◆ What is asked:
Collect every line of the records that contains the string "AVENUE", copying each one in full. Case counts.

◆ Entries:

● ● ● ● ● ● ●

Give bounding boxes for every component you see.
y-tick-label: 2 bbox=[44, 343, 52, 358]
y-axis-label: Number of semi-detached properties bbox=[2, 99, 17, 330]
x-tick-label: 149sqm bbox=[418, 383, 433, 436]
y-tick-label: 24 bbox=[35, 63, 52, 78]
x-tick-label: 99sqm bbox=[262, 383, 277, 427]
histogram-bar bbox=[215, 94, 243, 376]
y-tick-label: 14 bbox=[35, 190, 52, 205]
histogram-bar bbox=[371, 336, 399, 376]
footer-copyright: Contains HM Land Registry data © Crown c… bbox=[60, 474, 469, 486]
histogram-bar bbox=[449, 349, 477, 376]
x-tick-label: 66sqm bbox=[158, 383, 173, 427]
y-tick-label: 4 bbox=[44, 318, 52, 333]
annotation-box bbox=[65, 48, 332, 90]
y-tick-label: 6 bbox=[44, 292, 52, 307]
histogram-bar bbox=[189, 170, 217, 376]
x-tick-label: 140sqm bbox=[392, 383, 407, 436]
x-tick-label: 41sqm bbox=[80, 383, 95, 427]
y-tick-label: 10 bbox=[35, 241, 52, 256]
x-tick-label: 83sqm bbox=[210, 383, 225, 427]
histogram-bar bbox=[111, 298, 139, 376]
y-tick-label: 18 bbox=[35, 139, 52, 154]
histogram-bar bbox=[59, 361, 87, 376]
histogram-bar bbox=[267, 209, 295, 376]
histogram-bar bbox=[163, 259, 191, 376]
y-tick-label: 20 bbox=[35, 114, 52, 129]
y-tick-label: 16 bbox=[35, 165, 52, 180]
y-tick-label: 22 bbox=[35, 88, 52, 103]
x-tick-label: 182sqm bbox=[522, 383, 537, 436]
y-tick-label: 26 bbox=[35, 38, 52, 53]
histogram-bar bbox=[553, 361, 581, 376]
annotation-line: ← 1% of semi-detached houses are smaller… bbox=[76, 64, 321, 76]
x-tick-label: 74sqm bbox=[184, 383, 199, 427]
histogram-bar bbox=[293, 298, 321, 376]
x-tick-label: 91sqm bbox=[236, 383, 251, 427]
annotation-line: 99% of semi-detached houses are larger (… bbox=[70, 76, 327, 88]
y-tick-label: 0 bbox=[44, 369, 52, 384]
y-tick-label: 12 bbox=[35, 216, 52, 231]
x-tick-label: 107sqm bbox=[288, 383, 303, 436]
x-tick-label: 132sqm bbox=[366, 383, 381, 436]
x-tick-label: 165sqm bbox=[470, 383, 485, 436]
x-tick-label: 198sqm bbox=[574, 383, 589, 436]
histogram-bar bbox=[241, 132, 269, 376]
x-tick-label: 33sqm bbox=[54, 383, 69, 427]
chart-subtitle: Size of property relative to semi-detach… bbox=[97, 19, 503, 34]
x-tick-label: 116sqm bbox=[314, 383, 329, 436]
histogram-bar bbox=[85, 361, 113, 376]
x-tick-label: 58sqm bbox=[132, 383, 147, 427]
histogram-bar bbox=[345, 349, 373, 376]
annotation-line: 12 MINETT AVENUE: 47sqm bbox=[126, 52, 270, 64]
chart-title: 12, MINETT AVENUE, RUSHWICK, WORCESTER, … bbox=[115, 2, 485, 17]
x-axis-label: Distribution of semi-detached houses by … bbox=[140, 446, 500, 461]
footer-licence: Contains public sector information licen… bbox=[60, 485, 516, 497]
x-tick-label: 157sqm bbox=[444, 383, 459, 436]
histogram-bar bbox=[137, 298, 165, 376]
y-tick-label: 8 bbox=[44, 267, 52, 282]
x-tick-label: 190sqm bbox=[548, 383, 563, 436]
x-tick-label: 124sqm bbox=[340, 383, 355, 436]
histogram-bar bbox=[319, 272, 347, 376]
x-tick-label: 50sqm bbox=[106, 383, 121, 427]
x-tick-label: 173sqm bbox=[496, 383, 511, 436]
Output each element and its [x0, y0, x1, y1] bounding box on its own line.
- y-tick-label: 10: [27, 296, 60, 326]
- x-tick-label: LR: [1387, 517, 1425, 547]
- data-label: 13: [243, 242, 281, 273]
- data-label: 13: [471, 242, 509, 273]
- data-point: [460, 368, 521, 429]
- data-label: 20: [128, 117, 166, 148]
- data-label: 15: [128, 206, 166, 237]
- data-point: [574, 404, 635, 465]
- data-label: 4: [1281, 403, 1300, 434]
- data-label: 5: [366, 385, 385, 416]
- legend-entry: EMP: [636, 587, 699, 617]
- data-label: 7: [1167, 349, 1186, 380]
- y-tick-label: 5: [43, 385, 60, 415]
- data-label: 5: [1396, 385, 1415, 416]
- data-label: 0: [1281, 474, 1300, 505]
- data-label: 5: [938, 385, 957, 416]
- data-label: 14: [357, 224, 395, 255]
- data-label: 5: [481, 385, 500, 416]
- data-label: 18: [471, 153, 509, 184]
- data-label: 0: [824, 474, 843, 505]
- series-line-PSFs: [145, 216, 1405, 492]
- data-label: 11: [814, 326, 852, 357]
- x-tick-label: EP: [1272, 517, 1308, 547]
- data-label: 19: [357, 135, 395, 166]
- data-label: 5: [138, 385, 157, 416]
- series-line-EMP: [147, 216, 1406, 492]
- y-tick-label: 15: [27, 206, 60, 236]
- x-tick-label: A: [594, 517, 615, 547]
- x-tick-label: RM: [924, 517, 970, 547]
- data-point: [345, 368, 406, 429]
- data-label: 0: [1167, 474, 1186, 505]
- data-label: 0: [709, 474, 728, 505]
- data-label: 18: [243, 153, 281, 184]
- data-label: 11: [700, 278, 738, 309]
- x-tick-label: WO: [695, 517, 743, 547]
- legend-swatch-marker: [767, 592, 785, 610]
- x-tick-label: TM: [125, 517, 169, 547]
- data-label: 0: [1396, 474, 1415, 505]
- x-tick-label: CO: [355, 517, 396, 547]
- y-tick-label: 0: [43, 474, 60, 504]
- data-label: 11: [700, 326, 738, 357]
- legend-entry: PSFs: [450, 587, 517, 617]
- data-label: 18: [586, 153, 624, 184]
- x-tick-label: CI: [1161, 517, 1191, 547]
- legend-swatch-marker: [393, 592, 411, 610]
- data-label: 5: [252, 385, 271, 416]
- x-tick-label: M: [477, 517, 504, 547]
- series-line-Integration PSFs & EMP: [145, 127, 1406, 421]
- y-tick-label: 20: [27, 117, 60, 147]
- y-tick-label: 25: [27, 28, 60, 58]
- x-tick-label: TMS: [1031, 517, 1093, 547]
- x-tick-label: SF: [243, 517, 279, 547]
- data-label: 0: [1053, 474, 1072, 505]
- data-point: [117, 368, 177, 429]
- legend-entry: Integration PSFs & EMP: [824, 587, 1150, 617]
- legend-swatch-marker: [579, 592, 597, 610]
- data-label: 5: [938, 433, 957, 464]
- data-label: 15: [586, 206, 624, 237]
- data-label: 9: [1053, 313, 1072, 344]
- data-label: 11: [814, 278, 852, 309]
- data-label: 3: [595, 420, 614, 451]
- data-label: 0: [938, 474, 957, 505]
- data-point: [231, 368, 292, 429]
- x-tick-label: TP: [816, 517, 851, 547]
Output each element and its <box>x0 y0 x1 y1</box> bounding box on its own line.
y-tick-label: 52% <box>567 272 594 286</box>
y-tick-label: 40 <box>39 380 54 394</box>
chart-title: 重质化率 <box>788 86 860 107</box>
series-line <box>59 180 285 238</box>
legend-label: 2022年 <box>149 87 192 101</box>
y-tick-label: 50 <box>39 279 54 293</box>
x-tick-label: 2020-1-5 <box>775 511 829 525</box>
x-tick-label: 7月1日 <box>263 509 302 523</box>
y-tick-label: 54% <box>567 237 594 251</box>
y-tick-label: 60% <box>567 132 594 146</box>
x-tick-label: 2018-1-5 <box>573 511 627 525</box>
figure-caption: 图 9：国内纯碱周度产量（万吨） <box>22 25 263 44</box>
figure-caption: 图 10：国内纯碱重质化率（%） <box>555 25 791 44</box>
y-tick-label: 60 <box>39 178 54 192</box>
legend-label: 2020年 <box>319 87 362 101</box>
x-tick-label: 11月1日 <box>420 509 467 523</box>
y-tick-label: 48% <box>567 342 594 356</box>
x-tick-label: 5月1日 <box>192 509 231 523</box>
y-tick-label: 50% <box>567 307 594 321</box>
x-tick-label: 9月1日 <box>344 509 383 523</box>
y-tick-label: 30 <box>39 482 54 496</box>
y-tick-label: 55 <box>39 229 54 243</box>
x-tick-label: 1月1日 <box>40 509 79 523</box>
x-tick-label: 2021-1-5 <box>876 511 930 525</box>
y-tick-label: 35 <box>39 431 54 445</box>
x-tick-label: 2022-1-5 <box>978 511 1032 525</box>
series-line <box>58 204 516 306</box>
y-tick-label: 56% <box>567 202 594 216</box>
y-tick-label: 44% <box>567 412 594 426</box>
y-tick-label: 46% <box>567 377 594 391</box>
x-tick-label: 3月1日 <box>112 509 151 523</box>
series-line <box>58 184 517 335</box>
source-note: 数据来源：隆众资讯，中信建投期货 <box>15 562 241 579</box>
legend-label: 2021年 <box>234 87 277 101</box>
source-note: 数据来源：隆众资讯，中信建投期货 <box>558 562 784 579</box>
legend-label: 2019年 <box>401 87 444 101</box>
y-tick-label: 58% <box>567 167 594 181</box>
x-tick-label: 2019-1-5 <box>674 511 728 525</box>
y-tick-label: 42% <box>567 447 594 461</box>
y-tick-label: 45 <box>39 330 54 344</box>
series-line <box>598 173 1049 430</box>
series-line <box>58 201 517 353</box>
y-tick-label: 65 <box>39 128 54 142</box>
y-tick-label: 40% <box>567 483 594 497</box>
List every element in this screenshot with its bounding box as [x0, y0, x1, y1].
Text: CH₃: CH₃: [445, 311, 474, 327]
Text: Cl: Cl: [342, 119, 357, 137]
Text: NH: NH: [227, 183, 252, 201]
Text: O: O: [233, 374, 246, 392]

● ● ● ● ● ● ●

◆ Exercise response:
annotation-line: 12 MINETT AVENUE: 47sqm bbox=[126, 52, 270, 64]
chart-title: 12, MINETT AVENUE, RUSHWICK, WORCESTER, … bbox=[115, 2, 485, 17]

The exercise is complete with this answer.